WHAT IS EXPECTED:
In the listing that follows, how many lines contain "Eton"? Give the number only.

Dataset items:
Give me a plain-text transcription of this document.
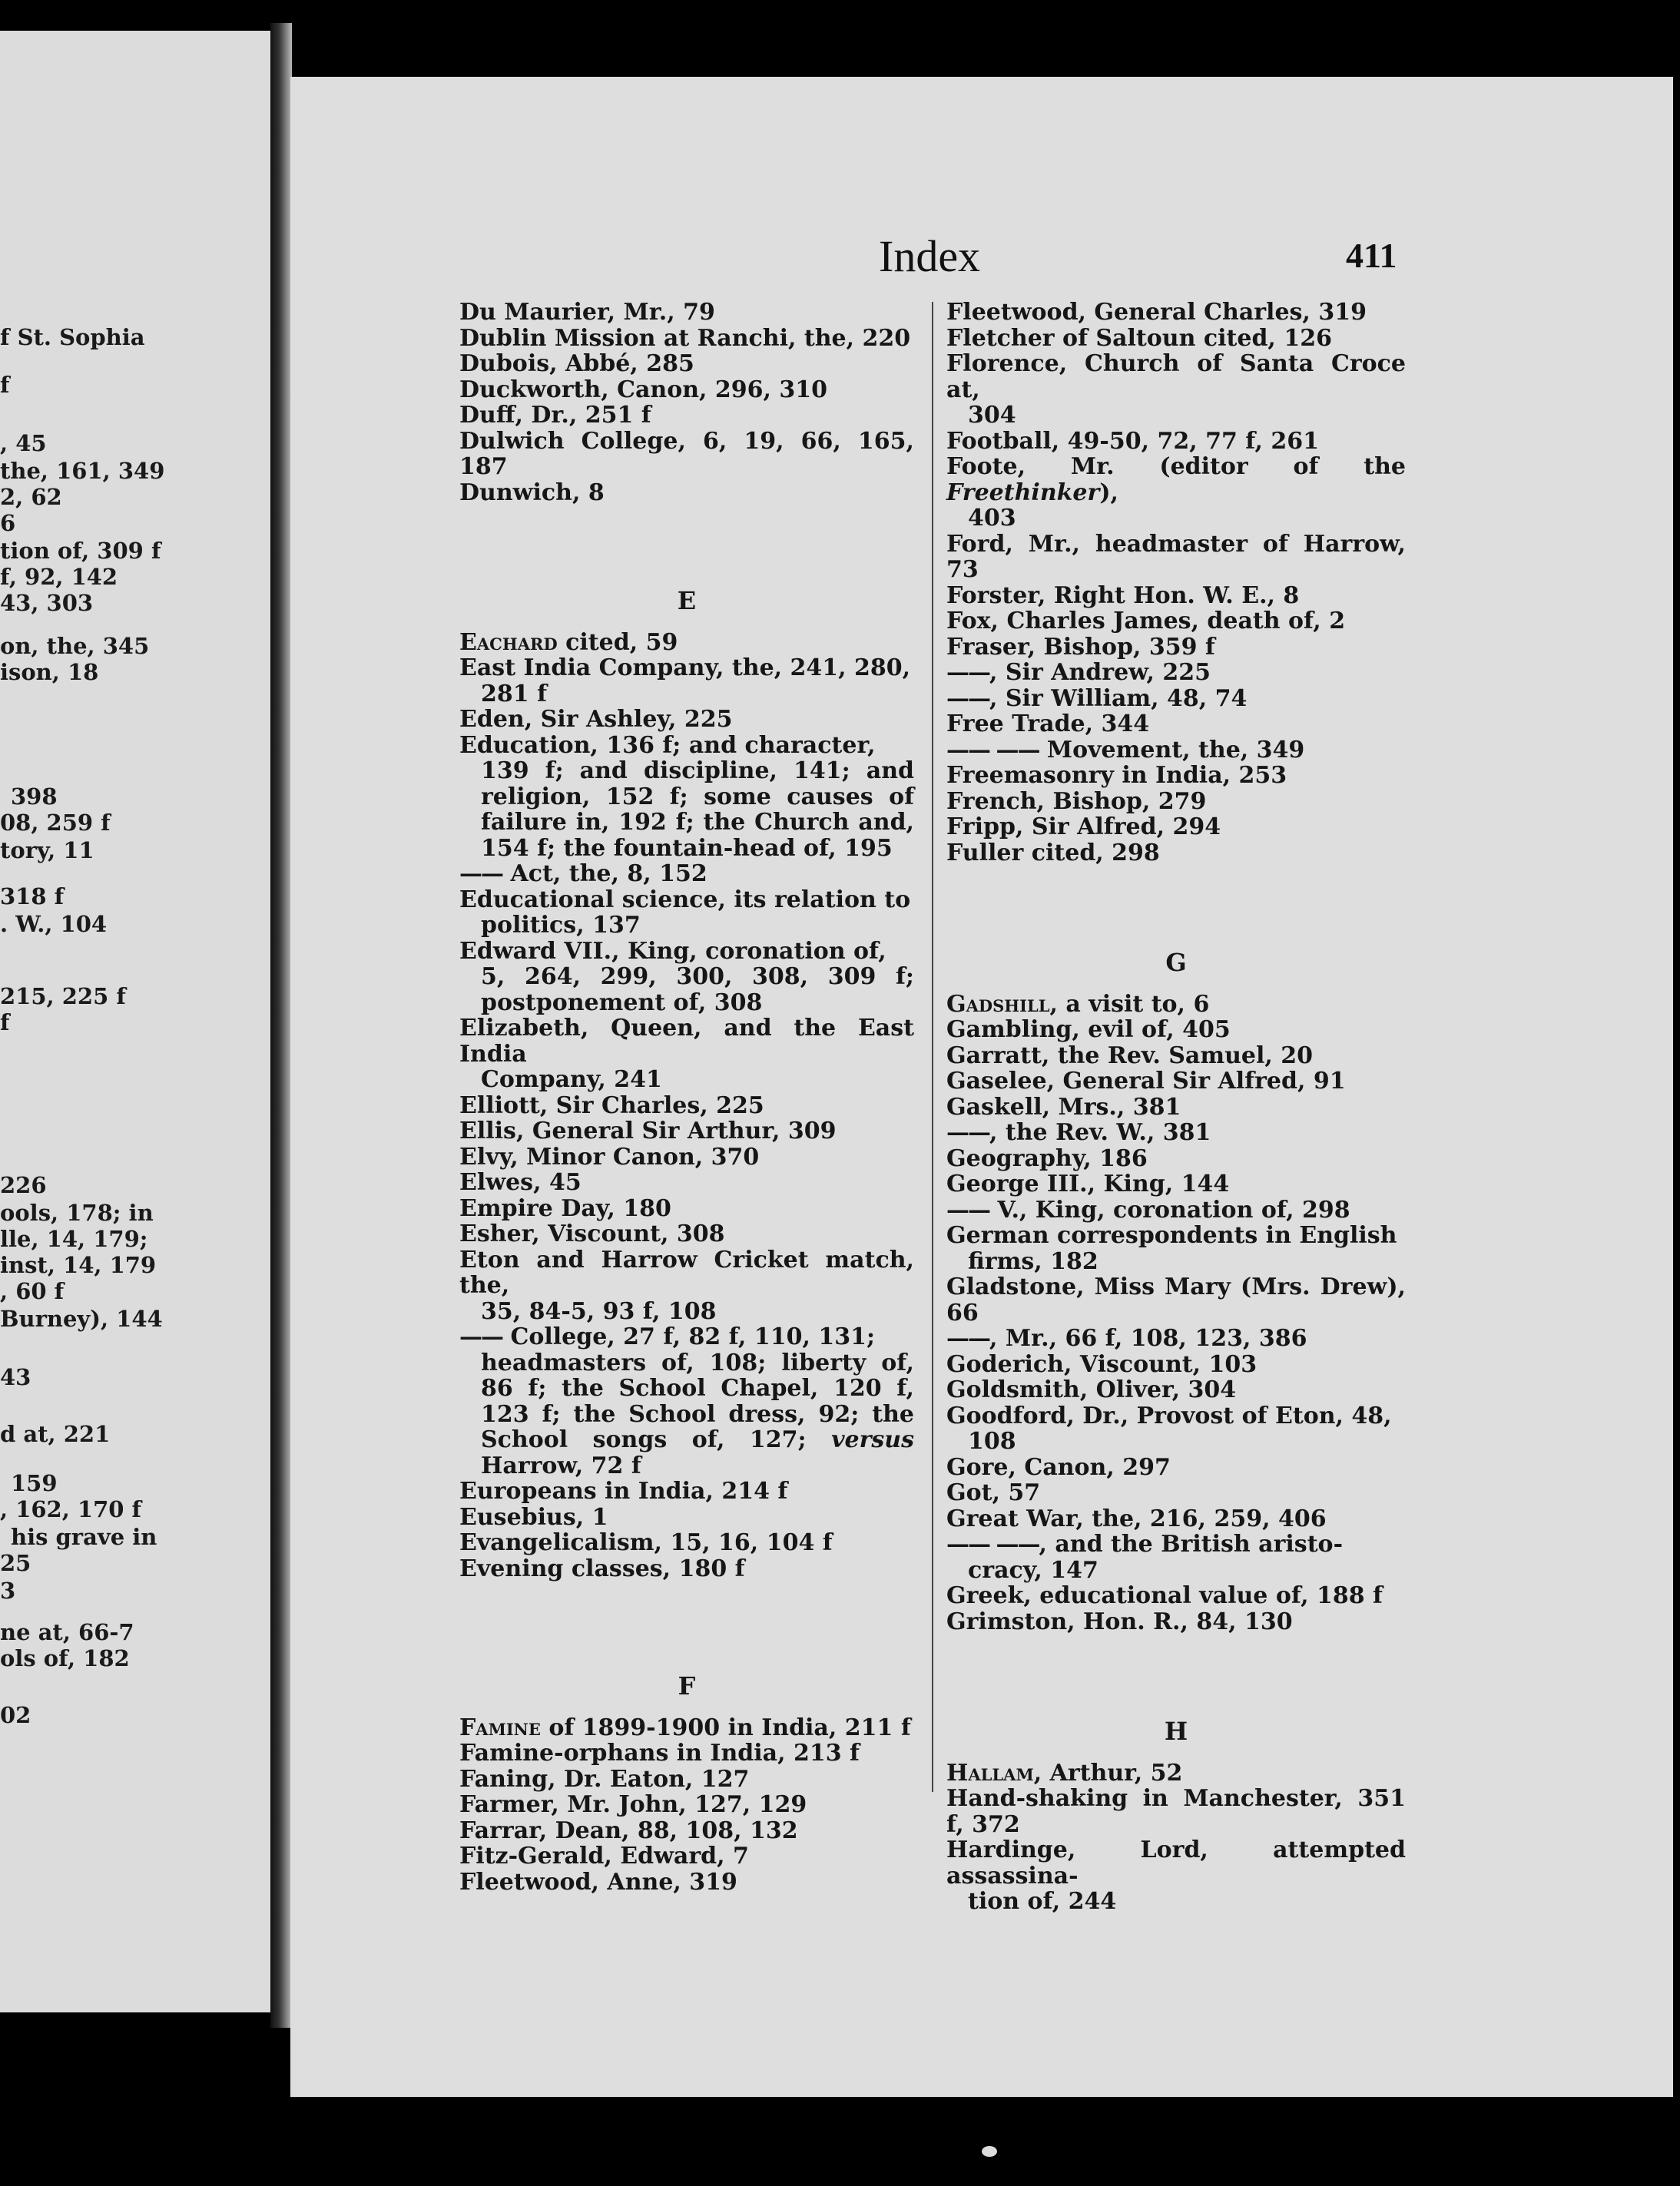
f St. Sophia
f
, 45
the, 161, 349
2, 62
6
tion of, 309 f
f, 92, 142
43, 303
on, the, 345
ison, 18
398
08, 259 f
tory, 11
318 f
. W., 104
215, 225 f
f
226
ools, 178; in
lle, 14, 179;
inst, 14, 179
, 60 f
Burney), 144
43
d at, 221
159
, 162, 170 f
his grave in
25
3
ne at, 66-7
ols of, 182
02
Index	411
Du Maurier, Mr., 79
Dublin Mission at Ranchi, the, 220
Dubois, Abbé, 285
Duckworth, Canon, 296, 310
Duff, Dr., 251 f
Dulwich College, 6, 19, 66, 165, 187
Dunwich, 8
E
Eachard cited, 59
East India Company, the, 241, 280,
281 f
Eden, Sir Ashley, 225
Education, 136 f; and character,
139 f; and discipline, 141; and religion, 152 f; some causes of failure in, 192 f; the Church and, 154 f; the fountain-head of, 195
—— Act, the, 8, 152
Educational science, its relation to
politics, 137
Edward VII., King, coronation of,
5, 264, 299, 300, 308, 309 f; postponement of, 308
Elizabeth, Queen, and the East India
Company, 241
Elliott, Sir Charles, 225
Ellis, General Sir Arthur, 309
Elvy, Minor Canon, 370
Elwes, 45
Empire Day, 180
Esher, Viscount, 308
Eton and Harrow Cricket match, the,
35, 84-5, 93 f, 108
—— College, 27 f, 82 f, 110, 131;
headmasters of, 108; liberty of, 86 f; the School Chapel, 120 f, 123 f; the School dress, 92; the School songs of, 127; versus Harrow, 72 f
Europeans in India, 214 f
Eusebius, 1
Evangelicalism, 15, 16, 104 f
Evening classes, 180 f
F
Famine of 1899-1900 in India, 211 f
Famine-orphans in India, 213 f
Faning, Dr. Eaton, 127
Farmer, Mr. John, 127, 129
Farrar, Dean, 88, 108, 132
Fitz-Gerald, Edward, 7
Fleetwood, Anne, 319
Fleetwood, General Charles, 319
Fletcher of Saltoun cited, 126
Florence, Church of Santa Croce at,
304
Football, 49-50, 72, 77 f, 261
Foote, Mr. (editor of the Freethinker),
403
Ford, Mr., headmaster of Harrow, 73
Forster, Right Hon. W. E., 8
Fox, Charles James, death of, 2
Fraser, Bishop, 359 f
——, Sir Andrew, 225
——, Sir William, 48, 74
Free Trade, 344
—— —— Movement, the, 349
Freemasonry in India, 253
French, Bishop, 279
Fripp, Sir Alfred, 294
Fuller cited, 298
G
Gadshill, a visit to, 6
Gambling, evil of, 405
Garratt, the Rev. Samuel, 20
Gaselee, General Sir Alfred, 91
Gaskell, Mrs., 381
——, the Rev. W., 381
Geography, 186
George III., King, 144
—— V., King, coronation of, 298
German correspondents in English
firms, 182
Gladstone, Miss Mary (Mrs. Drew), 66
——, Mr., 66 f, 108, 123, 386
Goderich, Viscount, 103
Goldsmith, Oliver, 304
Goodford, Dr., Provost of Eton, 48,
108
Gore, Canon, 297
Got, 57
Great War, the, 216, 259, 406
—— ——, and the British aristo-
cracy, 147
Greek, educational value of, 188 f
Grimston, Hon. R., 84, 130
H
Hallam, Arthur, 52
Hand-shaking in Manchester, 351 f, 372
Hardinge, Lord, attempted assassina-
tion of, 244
--
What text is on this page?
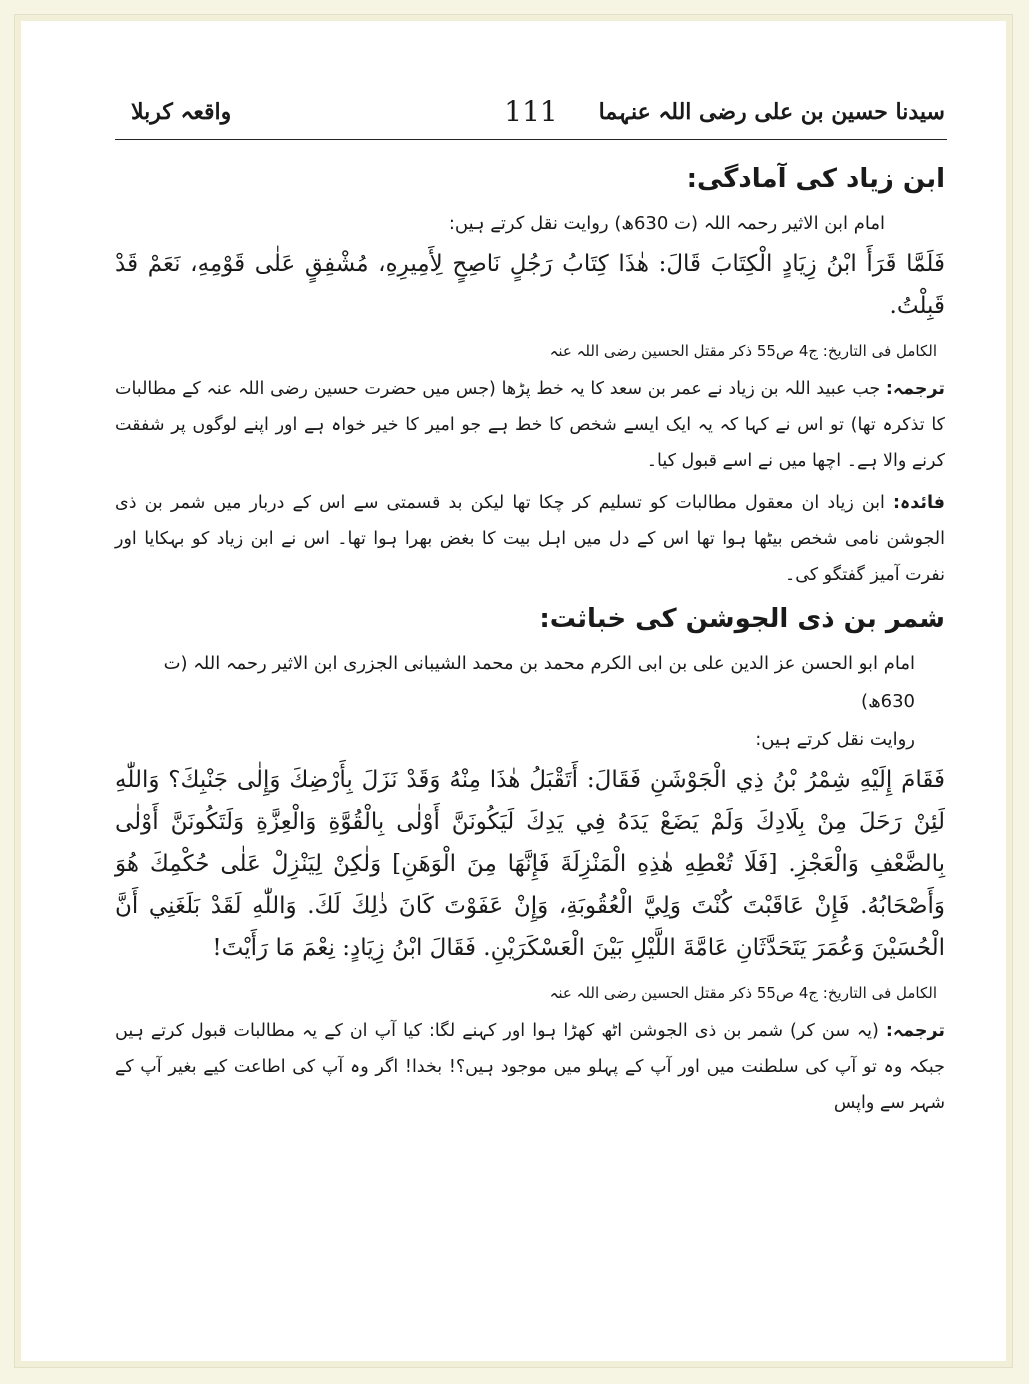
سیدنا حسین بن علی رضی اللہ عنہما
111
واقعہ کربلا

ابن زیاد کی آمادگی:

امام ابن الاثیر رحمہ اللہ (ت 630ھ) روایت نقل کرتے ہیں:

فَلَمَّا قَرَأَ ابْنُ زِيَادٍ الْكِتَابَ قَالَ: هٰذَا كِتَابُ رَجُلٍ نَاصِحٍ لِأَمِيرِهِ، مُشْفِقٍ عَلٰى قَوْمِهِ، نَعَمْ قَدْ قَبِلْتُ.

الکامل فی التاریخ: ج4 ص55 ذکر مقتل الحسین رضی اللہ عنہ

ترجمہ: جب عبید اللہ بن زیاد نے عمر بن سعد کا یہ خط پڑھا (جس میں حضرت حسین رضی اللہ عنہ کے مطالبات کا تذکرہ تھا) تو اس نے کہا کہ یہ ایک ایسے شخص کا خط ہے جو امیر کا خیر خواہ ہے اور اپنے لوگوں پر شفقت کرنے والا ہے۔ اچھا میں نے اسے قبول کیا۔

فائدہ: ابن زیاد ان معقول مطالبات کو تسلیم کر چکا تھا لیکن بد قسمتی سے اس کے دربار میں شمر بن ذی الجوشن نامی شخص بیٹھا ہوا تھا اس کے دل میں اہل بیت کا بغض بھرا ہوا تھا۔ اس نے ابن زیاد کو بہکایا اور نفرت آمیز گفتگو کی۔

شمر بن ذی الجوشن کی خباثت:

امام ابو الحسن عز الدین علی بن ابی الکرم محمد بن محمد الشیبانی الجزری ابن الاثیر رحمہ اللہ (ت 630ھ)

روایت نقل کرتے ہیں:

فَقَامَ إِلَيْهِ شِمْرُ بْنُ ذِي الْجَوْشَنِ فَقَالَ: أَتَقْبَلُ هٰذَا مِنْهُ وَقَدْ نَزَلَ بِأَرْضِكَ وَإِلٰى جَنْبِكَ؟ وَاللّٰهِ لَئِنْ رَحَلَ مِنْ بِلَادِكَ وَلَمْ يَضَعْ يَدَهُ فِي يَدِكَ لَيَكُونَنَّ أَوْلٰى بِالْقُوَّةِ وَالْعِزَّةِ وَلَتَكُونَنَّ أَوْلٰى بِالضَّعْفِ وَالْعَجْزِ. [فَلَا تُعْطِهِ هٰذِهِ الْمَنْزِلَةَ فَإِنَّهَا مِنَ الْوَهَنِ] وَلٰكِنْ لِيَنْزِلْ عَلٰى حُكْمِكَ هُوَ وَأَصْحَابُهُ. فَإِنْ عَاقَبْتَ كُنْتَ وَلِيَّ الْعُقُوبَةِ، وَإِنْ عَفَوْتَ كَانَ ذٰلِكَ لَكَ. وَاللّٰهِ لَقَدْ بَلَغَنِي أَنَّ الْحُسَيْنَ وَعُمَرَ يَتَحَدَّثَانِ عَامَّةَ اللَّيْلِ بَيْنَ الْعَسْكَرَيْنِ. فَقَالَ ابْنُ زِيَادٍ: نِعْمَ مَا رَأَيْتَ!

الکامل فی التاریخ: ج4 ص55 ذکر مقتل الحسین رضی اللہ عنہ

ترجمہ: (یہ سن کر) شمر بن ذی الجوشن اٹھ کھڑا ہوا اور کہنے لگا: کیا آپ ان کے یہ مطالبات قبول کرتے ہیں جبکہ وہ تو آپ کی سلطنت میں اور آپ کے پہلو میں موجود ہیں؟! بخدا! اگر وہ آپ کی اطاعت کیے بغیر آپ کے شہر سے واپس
---
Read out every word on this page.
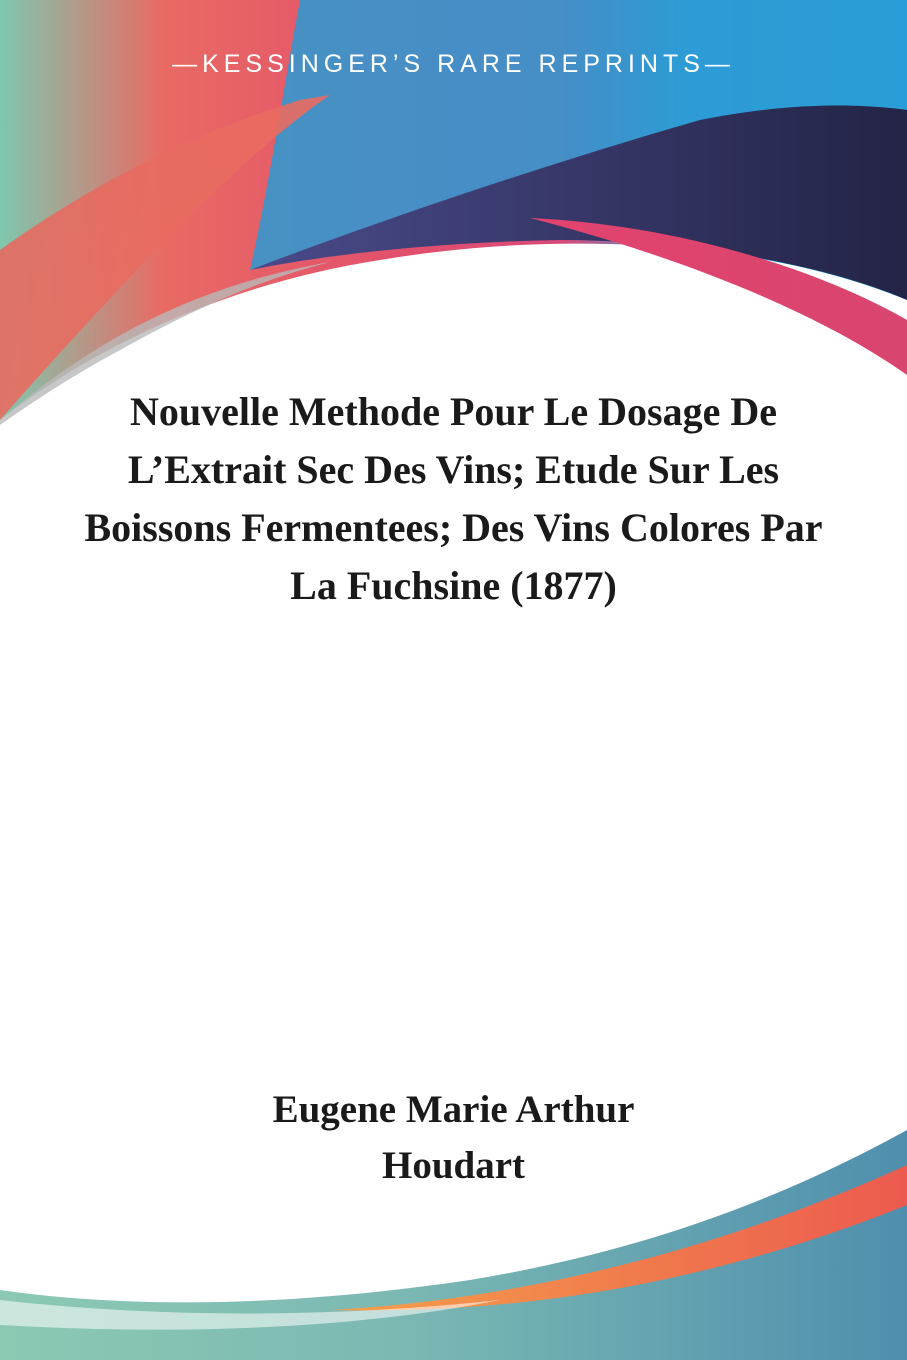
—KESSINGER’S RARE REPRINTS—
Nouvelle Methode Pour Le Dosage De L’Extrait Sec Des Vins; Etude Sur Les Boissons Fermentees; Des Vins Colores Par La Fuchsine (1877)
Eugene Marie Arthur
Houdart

RESULT FOR THIS TASK:
2